Gordon 'Prudent' Brown/06-14-98

The UK's chancellor of the exchequer Gordon Brown surprised a lot of people last week when he announced the sale of a series of government assets. But not Phil Mullan

Gordon 'Prudent' Brown once again fails to shock the City

Chancellor Gordon Brown's appearance at the City of London Lord Mayor's banquet at the Mansion House last week at least had the merit this year, compared to last, that more attention was given to his speech than to his dress attire. Unfortunately while most commentators succeeded in not being distracted by his blue suit in a sea of black ties, they were distracted by something that was almost as superficial. Banner headlines declaring 'Gordon Brown sells the state silver' missed the main point of his approach to economic policy: prudence rules over all else.

Most news reports on Brown's speeches last Thursday (he made a warm-up statement in the house of commons too), led with the announcement that he was intending to sell off more government assets including the Royal Mint, the National Air Traffic Services, and the Tote. This is hardly a shocking announcement from a government that came to power over a year ago pledging to maintain Conservative public spending plans. Yet the old left and the old right sought to make out that Brown's speech marked another ideological shift towards Thatcherism worthy of, respectively, condemnation and acclamation. Where have these people been during the past decade?

Long before the 1997 general election the Labour Party, 'old' and then 'new', declared its official adherence to market principles. The Labour Party, alongside almost every social democratic party in the world, long ago admitted that it had lost faith in the state, either to provide public services effectively or to intervene in the economy, especially through fiscal policy. They have all signed up to TINA - their collective claim that There Is No Alternative to the market. Accordingly they have rejected any virtue in nationalisation per se. So, surprise, surprise, the Labour government does the same as its predecessor. It pragmatically sells off public assets to make its financial books look better.
************
Tasks to carry out -
1. Answer these from the article on Gordon Brown's asset sales:
(a) What color suit did Brown wear at the Mansion House banquet?
(b) Which three government assets are named as among those Brown intended to sell?
(c) What does the acronym TINA stand for?
2. Reproduce word for word the stretch of the Gordon Brown article from "Most news reports" through "the past decade?".
3. Proceed with the article on Gordon Brown's economic policy, picking up after its final sentence.

Entries shown -
************
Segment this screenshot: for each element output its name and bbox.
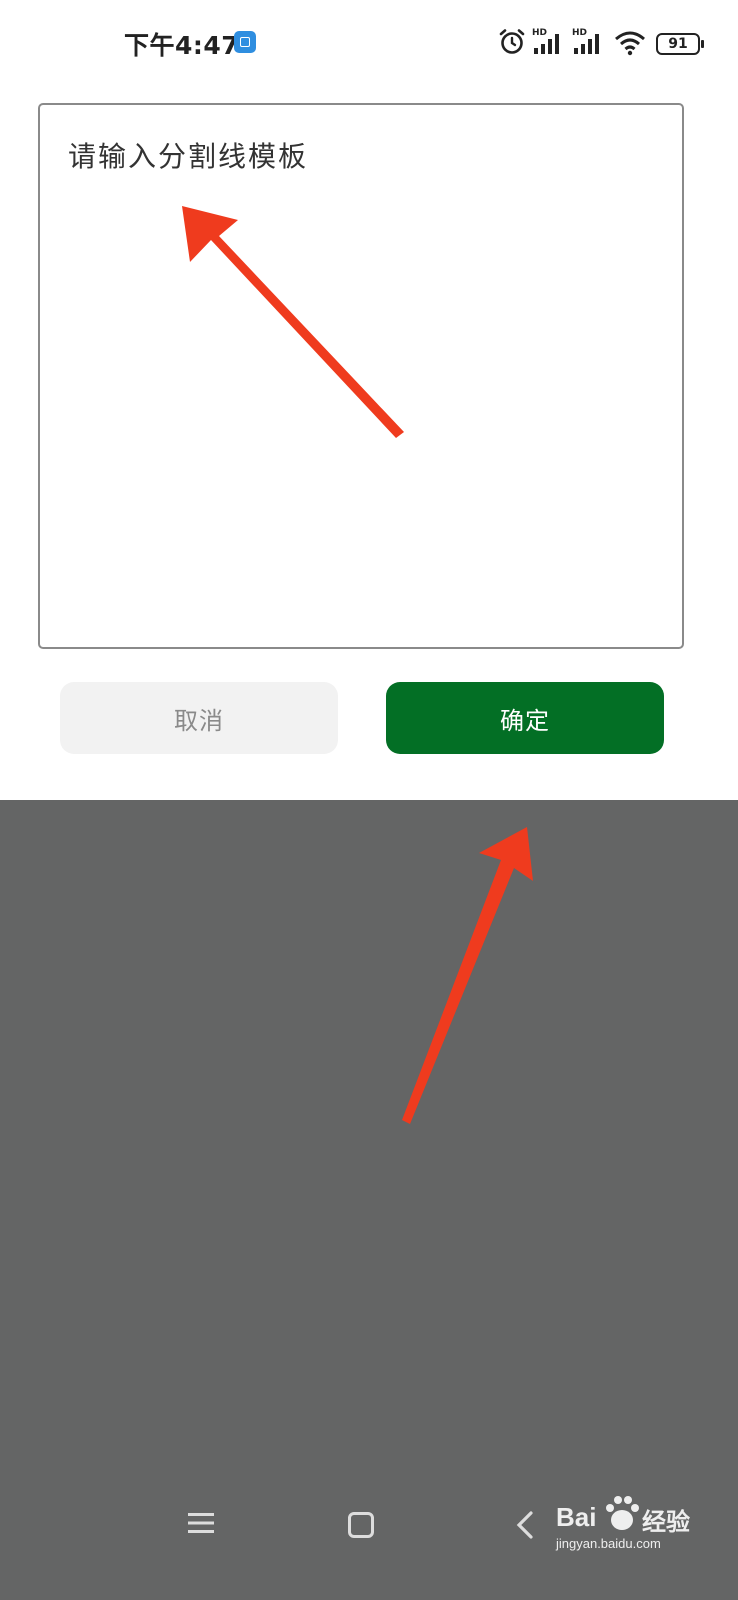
watermark-domain: jingyan.baidu.com (556, 1536, 661, 1551)
back-icon[interactable] (512, 1510, 538, 1540)
menu-icon[interactable] (188, 1510, 214, 1536)
watermark-brand-cn: 经验 (642, 1508, 690, 1536)
paw-icon (606, 1496, 639, 1530)
watermark: Bai 经验 jingyan.baidu.com (556, 1490, 726, 1560)
home-icon[interactable] (348, 1512, 374, 1538)
annotation-arrow-icon (182, 206, 533, 1124)
watermark-brand: Bai (556, 1502, 597, 1532)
************
Results -
1.
(a) Blue.
(b) The Royal Mint, the National Air Traffic Services, and the Tote.
(c) There Is No Alternative (to the market).

2.
Most news reports on Brown's speeches last Thursday (he made a warm-up statement in the house of commons too), led with the announcement that he was intending to sell off more government assets including the Royal Mint, the National Air Traffic Services, and the Tote. This is hardly a shocking announcement from a government that came to power over a year ago pledging to maintain Conservative public spending plans. Yet the old left and the old right sought to make out that Brown's speech marked another ideological shift towards Thatcherism worthy of, respectively, condemnation and acclamation. Where have these people been during the past decade?

3.
The distinctive, and substantially regressive, aspect of New Labour's economic approach is the strength of its adherence to 'stability', 'discipline', 'caution' and 'prudence' - all themes that featured prominently in Brown's Mansion House speech. The Tories used to talk a lot about rolling back the state and containing public spending. In practice they spent more and more in real money every year. The Tories failed to act on their words. Labour's sad achievement is that its similar rhetoric has been matched by its policies. This is manifest not just in the Treasury figures but also in the continuing decay of public health and education services, and in the restraint in public sector pay awards. So why this difference in outcome between Tory and Labour?

It has nothing to do with any superior or firmer personal qualities of Brown and prime minister Tony Blair versus their predecessors Kenneth Clarke and John Major, or any of the double acts that went before. Rather New Labour reflects and espouses, and is able to play out, a philosophy on life that is today so much more entrenched and lacking in critics than even a couple of years ago. This is the culture of limits and of restraint. These days too much - of anything - is viewed as bad. Holding back is good.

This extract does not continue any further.